▸ DOCUMENT SECTION:
■ ■ ■ ■

F-250 Power Stroke Crew Cab avg 16 mpg
F-250 Flex Fuel Crew Cab avg 13.5 mpg
2500 Duramx Crew Cab avg 15.5 mpg
2500 Flex fuel Crew Cab avg 12 mpg

Fords are looking old. My f150 is sharp looking. 250 looks like the 80s. Leaning towards Chevy. What do you think? The unleaded trucks would save me $1500 or more a year in fuel.


----------



## shirttail (Jan 21, 2015)

op2:


----------



## NE GA Pappy (Jan 21, 2015)

Ford ain't had a decent diesel since the 7.3

Run Forest, Run.

If you have to have a diesel, get a Cummins


----------



## deerhunter2222 (Jan 21, 2015)

Ford diesels from 2003 and newer are horrible- Go Chevy duramax all the way!!!


----------



## deerhunter2222 (Jan 21, 2015)

I have on 07 classic chevy duramax and hwy mpg is 21-23. My buddys 03 chevy duramax gets 25-28 on hwy.


----------



## Bob2010 (Jan 21, 2015)

No loyalty to Ford anymore.  I have had 4 different f model trucks now. Last diesel was a lemon.  I love a diesel but it's going to be 2k more a year in fuel.  Did diesel drop with unleaded price? It's a dollar more a gallon right now. Do Gas trucks perform or tow as well as the diesel?  Always had gas 150 and diesel larger trucks.


----------



## Broncobird (Jan 21, 2015)

If you dont have to have a 3/4 ton the F150 Ecoboost has the torque a lot like a diesel at the low RPMs tows very well next best to a diesel.


----------



## tr21 (Jan 21, 2015)

ram1500 ecodiesel ! 27mpg and tows 9200lbs. it's the cats meow 24k miles on mine in 7 months and no problems. I've owned 'em all from gm 6.2's, ford's from the 6.9 to 7.3 and cummins . if you need a daily driver with some towing get the ecod. if you're towing heavy loads a lot get the cummins.


----------



## BROWNING7WSM (Jan 21, 2015)

250


----------



## T-N-T (Jan 21, 2015)

If you buy a gas,  get the Ford V10 or the Chevy 8.1  Well if you tow Heavy loads.
I have a chevy 6.0  (350) and it does what I need it to.  (6,500 lb camper)
The 8.1 get very similar mileage and is a Beast.  plus comes with the allison tranny.  (great)
Diesel is overrated and way too many people spend way too much money on them driving up the cost of fuel...  
But, if you tow several times a week,  and plan on keeping it a loonnng time,  go diesel.


----------



## Bob2010 (Jan 21, 2015)

I will flip whatever I get in a year or so. Regularly pull 12000 pounds. My 150 is rated for 9000 but is pretty sketchy after 8500. Nothing like the 350 I had before.


----------



## rjcruiser (Jan 21, 2015)

I think thw chevy will have better resale.


----------



## T-N-T (Jan 21, 2015)

■ ■ ■ ■

▸ MATERIAL:

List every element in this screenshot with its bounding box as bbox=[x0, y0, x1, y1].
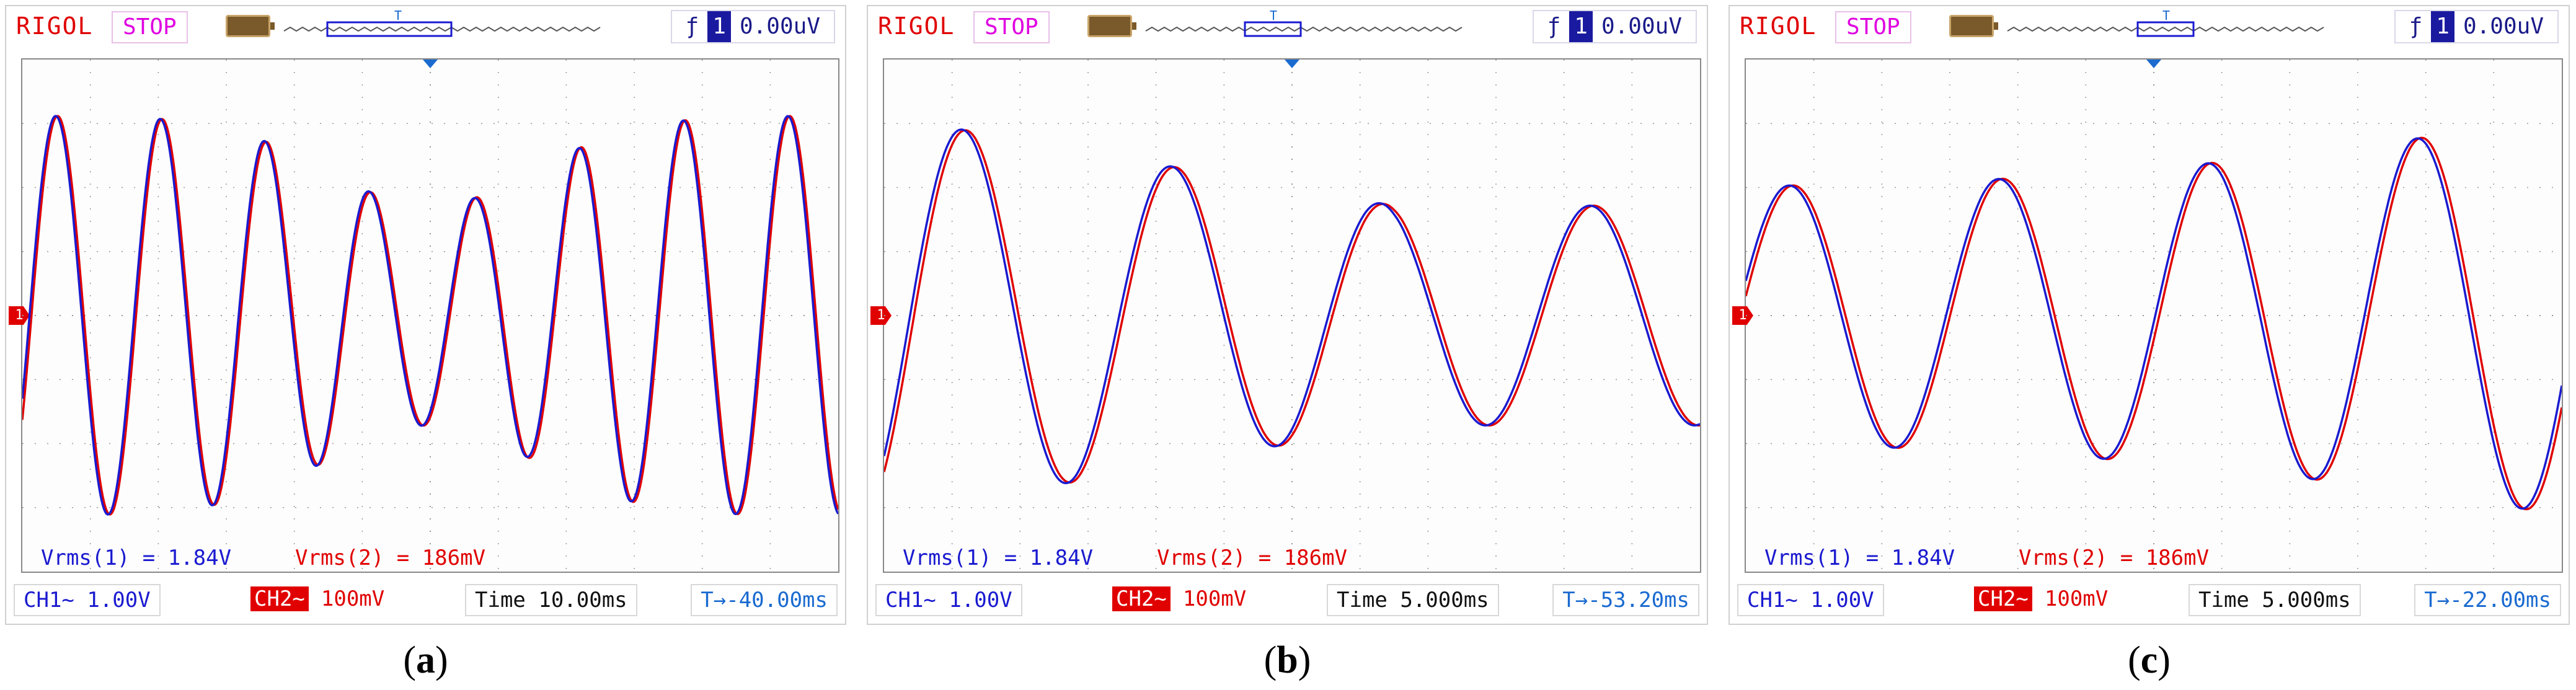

■ ■ ■ ■

▸ STATED GOAL 1:
The truck forum thread opens with a list of trucks and their average fuel economy. Give each truck with its average mpg.
▸ STATED GOAL 2:
According to the truck forum thread, what reason does Broncobird give for suggesting the F150 Ecoboost, and when does that suggestion apply?

▸ TASK ANSWER 1:
- F-250 Power Stroke Crew Cab: 16 mpg
- F-250 Flex Fuel Crew Cab: 13.5 mpg
- 2500 Duramax Crew Cab: 15.5 mpg
- 2500 Flex Fuel Crew Cab: 12 mpg

▸ TASK ANSWER 2:
Broncobird says the F150 Ecoboost has torque much like a diesel at low RPMs and tows very well, next best to a diesel. The suggestion applies only if a 3/4 ton truck isn't required.